— Start of Input material —

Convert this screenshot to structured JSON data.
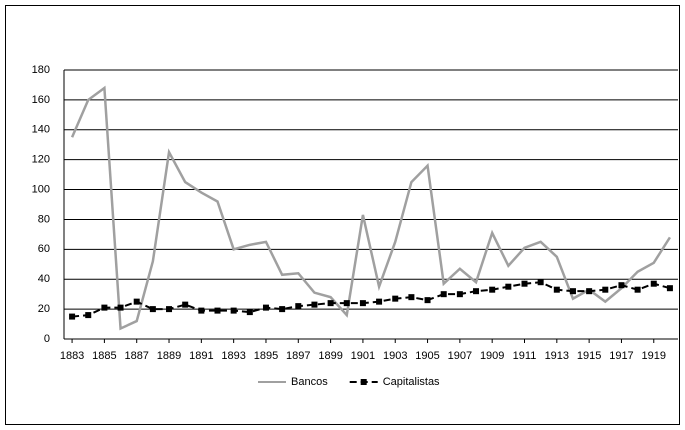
{
  "chart_data": {
    "type": "line",
    "x": [
      1883,
      1884,
      1885,
      1886,
      1887,
      1888,
      1889,
      1890,
      1891,
      1892,
      1893,
      1894,
      1895,
      1896,
      1897,
      1898,
      1899,
      1900,
      1901,
      1902,
      1903,
      1904,
      1905,
      1906,
      1907,
      1908,
      1909,
      1910,
      1911,
      1912,
      1913,
      1914,
      1915,
      1916,
      1917,
      1918,
      1919,
      1920
    ],
    "series": [
      {
        "name": "Bancos",
        "color": "#a0a0a0",
        "values": [
          135,
          160,
          168,
          7,
          12,
          52,
          125,
          105,
          98,
          92,
          60,
          63,
          65,
          43,
          44,
          31,
          28,
          16,
          83,
          35,
          65,
          105,
          116,
          37,
          47,
          38,
          71,
          49,
          61,
          65,
          55,
          27,
          33,
          25,
          34,
          45,
          51,
          68
        ]
      },
      {
        "name": "Capitalistas",
        "color": "#000000",
        "values": [
          15,
          16,
          21,
          21,
          25,
          20,
          20,
          23,
          19,
          19,
          19,
          18,
          21,
          20,
          22,
          23,
          24,
          24,
          24,
          25,
          27,
          28,
          26,
          30,
          30,
          32,
          33,
          35,
          37,
          38,
          33,
          32,
          32,
          33,
          36,
          33,
          37,
          34
        ]
      }
    ],
    "xlim": [
      1882.5,
      1920.5
    ],
    "xticks": [
      1883,
      1885,
      1887,
      1889,
      1891,
      1893,
      1895,
      1897,
      1899,
      1901,
      1903,
      1905,
      1907,
      1909,
      1911,
      1913,
      1915,
      1917,
      1919
    ],
    "ylim": [
      0,
      180
    ],
    "yticks": [
      0,
      20,
      40,
      60,
      80,
      100,
      120,
      140,
      160,
      180
    ],
    "grid": true
  }
}
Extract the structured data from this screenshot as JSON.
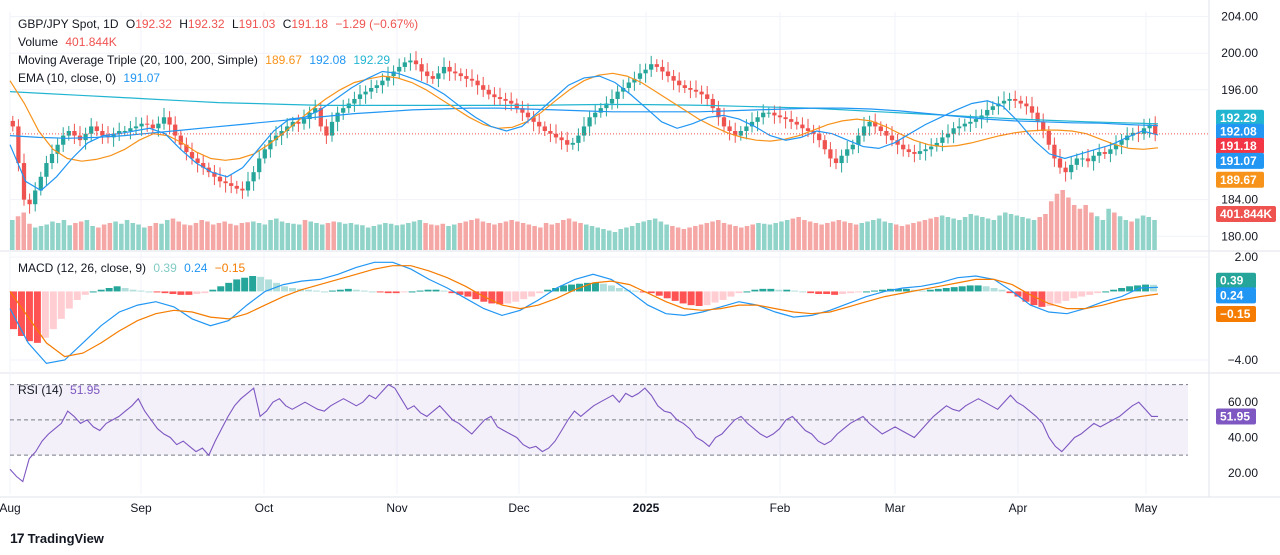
{
  "header": {
    "symbol": "GBP/JPY Spot, 1D",
    "o_label": "O",
    "open": "192.32",
    "h_label": "H",
    "high": "192.32",
    "l_label": "L",
    "low": "191.03",
    "c_label": "C",
    "close": "191.18",
    "change": "−1.29 (−0.67%)",
    "volume_label": "Volume",
    "volume": "401.844K",
    "ma_label": "Moving Average Triple (20, 100, 200, Simple)",
    "ma20": "189.67",
    "ma100": "192.08",
    "ma200": "192.29",
    "ema_label": "EMA (10, close, 0)",
    "ema": "191.07",
    "macd_label": "MACD (12, 26, close, 9)",
    "macd_hist": "0.39",
    "macd_line": "0.24",
    "macd_signal": "−0.15",
    "rsi_label": "RSI (14)",
    "rsi_value": "51.95"
  },
  "colors": {
    "up": "#26a69a",
    "down": "#ef5350",
    "ma20": "#f7931a",
    "ma100": "#2196f3",
    "ma200": "#22b5d1",
    "ema": "#2196f3",
    "macd_line": "#2196f3",
    "macd_signal": "#f57c00",
    "rsi": "#7e57c2",
    "vol_up": "#90d3c9",
    "vol_down": "#f5a7a6",
    "grid": "#f0f3fa",
    "text": "#131722"
  },
  "footer": {
    "brand": "TradingView",
    "logo_glyph": "17"
  },
  "chart_data": [
    {
      "type": "candlestick",
      "title": "GBP/JPY Spot, 1D",
      "x_ticks": [
        "Aug",
        "Sep",
        "Oct",
        "Nov",
        "Dec",
        "2025",
        "Feb",
        "Mar",
        "Apr",
        "May"
      ],
      "y_ticks": [
        204.0,
        200.0,
        196.0,
        184.0,
        180.0
      ],
      "ylim": [
        178.5,
        204.5
      ],
      "close_path": [
        192.0,
        188.0,
        184.0,
        183.5,
        185.0,
        186.5,
        188.0,
        189.0,
        190.0,
        191.0,
        191.5,
        191.0,
        190.5,
        191.2,
        192.0,
        191.5,
        191.0,
        190.8,
        191.2,
        191.5,
        191.5,
        191.8,
        192.0,
        192.3,
        192.2,
        191.8,
        192.3,
        193.0,
        192.2,
        191.0,
        190.0,
        189.2,
        188.5,
        188.0,
        187.5,
        187.0,
        186.5,
        186.0,
        185.8,
        185.5,
        185.2,
        185.0,
        186.0,
        187.0,
        188.5,
        189.5,
        190.5,
        191.0,
        191.5,
        192.0,
        192.5,
        192.3,
        192.8,
        193.5,
        194.0,
        192.0,
        191.0,
        192.5,
        193.5,
        194.0,
        194.5,
        195.0,
        195.5,
        195.8,
        196.2,
        196.5,
        197.0,
        197.5,
        198.0,
        198.5,
        199.0,
        199.2,
        198.8,
        198.0,
        197.5,
        197.2,
        197.8,
        198.5,
        198.0,
        197.8,
        197.5,
        197.2,
        197.0,
        196.5,
        196.0,
        195.5,
        195.2,
        195.0,
        194.8,
        194.5,
        194.0,
        193.5,
        193.0,
        192.5,
        192.0,
        191.5,
        191.2,
        190.8,
        190.5,
        190.0,
        190.2,
        191.0,
        192.0,
        193.0,
        193.5,
        194.0,
        194.5,
        195.0,
        195.8,
        196.2,
        196.8,
        197.2,
        197.8,
        198.2,
        198.8,
        198.5,
        198.0,
        197.5,
        197.0,
        196.5,
        196.2,
        196.0,
        195.8,
        195.5,
        195.0,
        194.0,
        193.0,
        192.0,
        191.5,
        191.0,
        191.5,
        192.0,
        192.5,
        193.0,
        193.5,
        193.5,
        193.2,
        193.0,
        192.8,
        192.5,
        192.2,
        191.8,
        191.5,
        191.2,
        190.5,
        189.5,
        188.5,
        188.0,
        188.8,
        189.5,
        190.0,
        191.0,
        192.0,
        192.5,
        192.0,
        191.5,
        191.0,
        190.5,
        190.0,
        189.5,
        189.2,
        189.0,
        189.3,
        189.5,
        189.8,
        190.2,
        190.8,
        191.2,
        191.8,
        192.0,
        192.3,
        192.5,
        192.8,
        193.2,
        193.8,
        194.2,
        194.5,
        194.8,
        195.0,
        194.8,
        194.5,
        194.2,
        193.5,
        192.5,
        191.5,
        190.0,
        188.5,
        187.5,
        187.0,
        187.8,
        188.5,
        188.5,
        188.2,
        188.8,
        189.2,
        189.0,
        189.5,
        190.0,
        190.5,
        191.0,
        191.3,
        191.2,
        191.8,
        192.2,
        191.18
      ],
      "ma20_path": [
        197.0,
        194.5,
        191.5,
        189.5,
        188.5,
        188.2,
        188.4,
        188.8,
        189.5,
        190.5,
        191.2,
        191.0,
        190.2,
        189.2,
        188.5,
        188.3,
        188.5,
        189.0,
        190.0,
        191.2,
        192.5,
        193.8,
        195.0,
        196.0,
        196.8,
        197.2,
        197.5,
        197.3,
        196.8,
        196.0,
        195.0,
        194.0,
        193.0,
        192.2,
        191.8,
        191.9,
        192.5,
        193.5,
        194.8,
        196.0,
        197.0,
        197.6,
        197.8,
        197.5,
        196.8,
        195.8,
        194.8,
        193.8,
        192.8,
        192.0,
        191.3,
        190.8,
        190.5,
        190.4,
        190.6,
        191.0,
        191.6,
        192.2,
        192.6,
        192.8,
        192.6,
        192.0,
        191.2,
        190.5,
        190.0,
        189.8,
        189.9,
        190.2,
        190.6,
        191.0,
        191.3,
        191.5,
        191.6,
        191.6,
        191.5,
        191.2,
        190.6,
        190.0,
        189.6,
        189.5,
        189.67
      ],
      "ma100_path": [
        191.0,
        190.8,
        190.7,
        190.8,
        191.0,
        191.3,
        191.6,
        191.9,
        192.2,
        192.5,
        192.8,
        193.1,
        193.4,
        193.6,
        193.8,
        193.9,
        194.0,
        194.0,
        193.9,
        193.8,
        193.7,
        193.6,
        193.6,
        193.6,
        193.6,
        193.7,
        193.8,
        193.9,
        194.0,
        194.0,
        193.9,
        193.7,
        193.4,
        193.1,
        192.8,
        192.6,
        192.5,
        192.4,
        192.35,
        192.2,
        192.08
      ],
      "ma200_path": [
        195.8,
        195.6,
        195.4,
        195.2,
        195.0,
        194.8,
        194.6,
        194.5,
        194.4,
        194.3,
        194.3,
        194.3,
        194.3,
        194.3,
        194.3,
        194.3,
        194.35,
        194.4,
        194.4,
        194.35,
        194.3,
        194.2,
        194.1,
        194.0,
        193.8,
        193.6,
        193.4,
        193.2,
        193.0,
        192.8,
        192.65,
        192.5,
        192.4,
        192.29
      ],
      "ema_path": [
        190.0,
        186.0,
        185.0,
        186.5,
        188.5,
        190.2,
        191.0,
        191.2,
        191.5,
        191.8,
        191.2,
        189.5,
        188.0,
        187.0,
        186.5,
        187.5,
        189.5,
        191.5,
        192.8,
        193.0,
        193.8,
        195.0,
        196.2,
        197.2,
        198.0,
        197.8,
        197.2,
        196.5,
        195.5,
        194.2,
        193.0,
        192.0,
        191.5,
        192.0,
        193.5,
        195.0,
        196.5,
        197.3,
        197.5,
        196.8,
        195.5,
        194.0,
        192.5,
        191.8,
        192.3,
        193.0,
        193.2,
        192.8,
        192.0,
        191.0,
        190.5,
        190.8,
        191.5,
        191.2,
        190.5,
        189.8,
        189.6,
        190.2,
        191.2,
        192.2,
        193.0,
        193.8,
        194.5,
        194.8,
        194.2,
        192.5,
        190.5,
        189.0,
        188.5,
        189.0,
        189.5,
        190.0,
        190.8,
        191.5,
        191.07
      ]
    },
    {
      "type": "bar",
      "title": "Volume",
      "values": [
        40,
        45,
        50,
        35,
        30,
        32,
        34,
        38,
        36,
        40,
        33,
        36,
        38,
        40,
        32,
        30,
        34,
        36,
        38,
        35,
        40,
        36,
        34,
        30,
        32,
        36,
        35,
        40,
        42,
        38,
        34,
        33,
        36,
        40,
        38,
        34,
        36,
        38,
        35,
        33,
        36,
        37,
        38,
        36,
        34,
        40,
        42,
        38,
        36,
        35,
        34,
        40,
        38,
        36,
        34,
        36,
        38,
        37,
        35,
        36,
        34,
        33,
        30,
        32,
        34,
        36,
        35,
        33,
        34,
        36,
        38,
        40,
        36,
        34,
        33,
        35,
        32,
        34,
        36,
        38,
        40,
        42,
        38,
        36,
        34,
        36,
        38,
        40,
        38,
        36,
        34,
        32,
        30,
        36,
        34,
        36,
        40,
        42,
        38,
        36,
        34,
        32,
        30,
        28,
        26,
        24,
        28,
        30,
        32,
        36,
        38,
        40,
        42,
        38,
        34,
        32,
        30,
        28,
        30,
        32,
        34,
        36,
        38,
        40,
        36,
        34,
        32,
        30,
        32,
        34,
        36,
        35,
        34,
        36,
        38,
        40,
        42,
        44,
        40,
        38,
        36,
        34,
        36,
        38,
        40,
        38,
        36,
        34,
        36,
        38,
        40,
        42,
        38,
        36,
        34,
        32,
        34,
        36,
        38,
        40,
        42,
        44,
        46,
        44,
        42,
        40,
        44,
        48,
        46,
        44,
        42,
        40,
        46,
        50,
        48,
        46,
        44,
        42,
        40,
        44,
        48,
        65,
        75,
        80,
        70,
        60,
        55,
        60,
        50,
        45,
        40,
        55,
        50,
        45,
        40,
        38,
        42,
        46,
        44,
        40
      ],
      "last": "401.844K"
    },
    {
      "type": "line",
      "title": "MACD (12, 26, close, 9)",
      "y_ticks": [
        2.0,
        -4.0
      ],
      "ylim": [
        -4.7,
        2.3
      ],
      "hist": [
        -2.2,
        -2.6,
        -2.9,
        -3.0,
        -2.7,
        -2.2,
        -1.6,
        -1.0,
        -0.5,
        -0.2,
        0.0,
        0.1,
        0.2,
        0.3,
        0.2,
        0.1,
        0.05,
        0.0,
        -0.05,
        -0.1,
        -0.15,
        -0.2,
        -0.2,
        -0.15,
        -0.1,
        0.1,
        0.3,
        0.5,
        0.7,
        0.8,
        0.9,
        0.85,
        0.7,
        0.5,
        0.3,
        0.2,
        0.15,
        0.1,
        0.05,
        0.0,
        0.05,
        0.1,
        0.15,
        0.1,
        0.05,
        0.0,
        -0.05,
        -0.1,
        -0.1,
        -0.05,
        0.0,
        0.05,
        0.1,
        0.1,
        0.05,
        -0.1,
        -0.2,
        -0.3,
        -0.45,
        -0.6,
        -0.7,
        -0.75,
        -0.7,
        -0.6,
        -0.45,
        -0.3,
        -0.1,
        0.1,
        0.2,
        0.35,
        0.4,
        0.45,
        0.5,
        0.5,
        0.45,
        0.35,
        0.2,
        0.1,
        0.05,
        -0.05,
        -0.1,
        -0.25,
        -0.4,
        -0.55,
        -0.7,
        -0.8,
        -0.85,
        -0.8,
        -0.65,
        -0.5,
        -0.3,
        -0.1,
        0.0,
        0.1,
        0.15,
        0.15,
        0.1,
        0.1,
        0.05,
        0.0,
        -0.1,
        -0.15,
        -0.15,
        -0.2,
        -0.15,
        -0.1,
        -0.05,
        0.0,
        0.05,
        0.1,
        0.15,
        0.15,
        0.15,
        0.1,
        0.05,
        0.1,
        0.15,
        0.2,
        0.25,
        0.3,
        0.35,
        0.35,
        0.3,
        0.2,
        0.1,
        -0.1,
        -0.3,
        -0.6,
        -0.8,
        -0.9,
        -0.85,
        -0.7,
        -0.55,
        -0.4,
        -0.3,
        -0.2,
        -0.1,
        0.0,
        0.1,
        0.2,
        0.3,
        0.35,
        0.4,
        0.39
      ],
      "macd_line_path": [
        -1.0,
        -3.0,
        -4.2,
        -4.0,
        -3.0,
        -2.0,
        -1.2,
        -0.8,
        -0.6,
        -0.9,
        -1.6,
        -2.0,
        -1.7,
        -0.8,
        0.0,
        0.4,
        0.6,
        0.7,
        1.0,
        1.4,
        1.7,
        1.7,
        1.3,
        0.7,
        0.2,
        -0.4,
        -1.0,
        -1.4,
        -1.1,
        -0.5,
        0.2,
        0.7,
        1.0,
        0.7,
        0.0,
        -0.8,
        -1.3,
        -1.4,
        -1.2,
        -0.9,
        -0.6,
        -0.8,
        -1.2,
        -1.5,
        -1.4,
        -1.1,
        -0.7,
        -0.3,
        0.0,
        0.2,
        0.3,
        0.5,
        0.8,
        0.9,
        0.7,
        0.0,
        -0.8,
        -1.2,
        -1.3,
        -1.0,
        -0.6,
        -0.3,
        0.2,
        0.24
      ],
      "signal_path": [
        0.0,
        -1.5,
        -3.0,
        -3.8,
        -3.6,
        -3.0,
        -2.3,
        -1.7,
        -1.3,
        -1.1,
        -1.2,
        -1.5,
        -1.6,
        -1.3,
        -0.8,
        -0.3,
        0.1,
        0.4,
        0.7,
        1.0,
        1.3,
        1.5,
        1.5,
        1.2,
        0.8,
        0.3,
        -0.3,
        -0.8,
        -1.0,
        -0.8,
        -0.4,
        0.1,
        0.5,
        0.6,
        0.4,
        -0.1,
        -0.6,
        -1.0,
        -1.1,
        -1.0,
        -0.8,
        -0.8,
        -1.0,
        -1.2,
        -1.3,
        -1.2,
        -0.9,
        -0.6,
        -0.3,
        -0.1,
        0.1,
        0.3,
        0.5,
        0.7,
        0.7,
        0.4,
        -0.2,
        -0.7,
        -1.0,
        -1.0,
        -0.8,
        -0.5,
        -0.3,
        -0.15
      ]
    },
    {
      "type": "line",
      "title": "RSI (14)",
      "y_ticks": [
        60.0,
        40.0,
        20.0
      ],
      "ylim": [
        8,
        76
      ],
      "band": [
        30,
        70
      ],
      "mid": 50,
      "values": [
        22,
        18,
        15,
        28,
        32,
        38,
        42,
        45,
        48,
        55,
        52,
        48,
        50,
        46,
        44,
        48,
        50,
        52,
        55,
        58,
        62,
        55,
        50,
        45,
        42,
        40,
        36,
        38,
        35,
        32,
        34,
        30,
        38,
        45,
        52,
        58,
        62,
        65,
        68,
        52,
        55,
        60,
        62,
        58,
        56,
        58,
        60,
        58,
        56,
        55,
        58,
        60,
        62,
        60,
        58,
        60,
        64,
        62,
        66,
        70,
        68,
        62,
        56,
        58,
        54,
        52,
        55,
        58,
        54,
        50,
        48,
        45,
        42,
        46,
        50,
        52,
        46,
        44,
        42,
        40,
        36,
        34,
        35,
        32,
        34,
        38,
        44,
        50,
        55,
        52,
        55,
        58,
        60,
        62,
        64,
        60,
        65,
        63,
        65,
        68,
        64,
        58,
        55,
        54,
        50,
        48,
        45,
        40,
        38,
        35,
        40,
        42,
        46,
        50,
        52,
        48,
        45,
        42,
        40,
        42,
        45,
        50,
        52,
        48,
        44,
        42,
        38,
        36,
        38,
        42,
        45,
        48,
        50,
        52,
        48,
        45,
        42,
        44,
        46,
        44,
        42,
        40,
        44,
        48,
        52,
        55,
        58,
        56,
        55,
        58,
        60,
        62,
        60,
        58,
        56,
        60,
        64,
        60,
        58,
        55,
        52,
        48,
        40,
        35,
        32,
        36,
        40,
        42,
        45,
        48,
        46,
        48,
        50,
        52,
        55,
        58,
        60,
        56,
        52,
        51.95
      ]
    }
  ],
  "axis": {
    "price_labels": [
      "204.00",
      "200.00",
      "196.00",
      "184.00",
      "180.00"
    ],
    "macd_labels": [
      "2.00",
      "−4.00"
    ],
    "rsi_labels": [
      "60.00",
      "40.00",
      "20.00"
    ],
    "time_labels": [
      "Aug",
      "Sep",
      "Oct",
      "Nov",
      "Dec",
      "2025",
      "Feb",
      "Mar",
      "Apr",
      "May"
    ]
  },
  "badges": {
    "ma200": "192.29",
    "ma100": "192.08",
    "close": "191.18",
    "ema": "191.07",
    "ma20": "189.67",
    "volume": "401.844K",
    "macd_hist": "0.39",
    "macd_line": "0.24",
    "macd_signal": "−0.15",
    "rsi": "51.95"
  }
}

— End of Input material —

> What you need to do: Copy every line of the listing that contains the word "structured".

> Reply:
Convert this screenshot to structured JSON data.
Extract the structured data from this screenshot as JSON.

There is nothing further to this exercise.